Brief » For every line in the records that has the word "军休机构经费", make a copy.
• • • • • • •
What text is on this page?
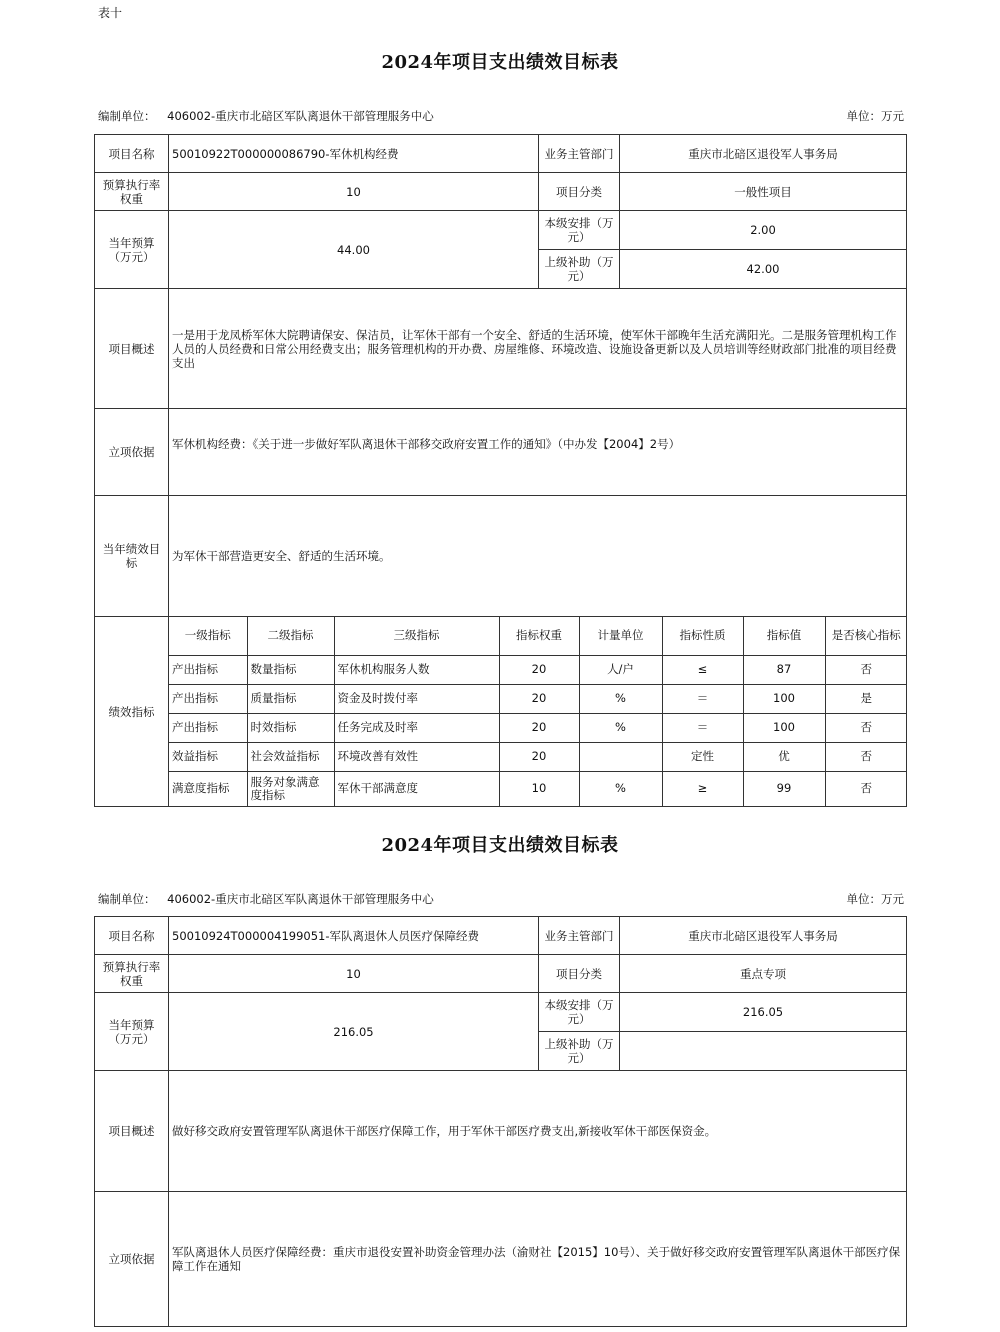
表十
2024年项目支出绩效目标表
编制单位： 406002-重庆市北碚区军队离退休干部管理服务中心	单位：万元
项目名称	50010922T000000086790-军休机构经费	业务主管部门	重庆市北碚区退役军人事务局
预算执行率权重	10	项目分类	一般性项目
当年预算（万元）	44.00	本级安排（万元）	2.00
上级补助（万元）	42.00
项目概述	一是用于龙凤桥军休大院聘请保安、保洁员，让军休干部有一个安全、舒适的生活环境，使军休干部晚年生活充满阳光。二是服务管理机构工作人员的人员经费和日常公用经费支出；服务管理机构的开办费、房屋维修、环境改造、设施设备更新以及人员培训等经财政部门批准的项目经费支出
立项依据	军休机构经费：《关于进一步做好军队离退休干部移交政府安置工作的通知》（中办发【2004】2号）
当年绩效目标	为军休干部营造更安全、舒适的生活环境。
绩效指标	
一级指标	二级指标	三级指标	指标权重	计量单位	指标性质	指标值	是否核心指标
产出指标	数量指标	军休机构服务人数	20	人/户	≤	87	否
产出指标	质量指标	资金及时拨付率	20	%	＝	100	是
产出指标	时效指标	任务完成及时率	20	%	＝	100	否
效益指标	社会效益指标	环境改善有效性	20		定性	优	否
满意度指标	服务对象满意度指标	军休干部满意度	10	%	≥	99	否
2024年项目支出绩效目标表
编制单位： 406002-重庆市北碚区军队离退休干部管理服务中心	单位：万元
项目名称	50010924T000004199051-军队离退休人员医疗保障经费	业务主管部门	重庆市北碚区退役军人事务局
预算执行率权重	10	项目分类	重点专项
当年预算（万元）	216.05	本级安排（万元）	216.05
		上级补助（万元）	
项目概述	做好移交政府安置管理军队离退休干部医疗保障工作，用于军休干部医疗费支出,新接收军休干部医保资金。		
立项依据	军队离退休人员医疗保障经费：重庆市退役安置补助资金管理办法（渝财社【2015】10号）、关于做好移交政府安置管理军队离退休干部医疗保障工作在通知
• • • • • • •
Answer to this problem »
项目名称	50010922T000000086790-军休机构经费	业务主管部门	重庆市北碚区退役军人事务局
立项依据	军休机构经费：《关于进一步做好军队离退休干部移交政府安置工作的通知》（中办发【2004】2号）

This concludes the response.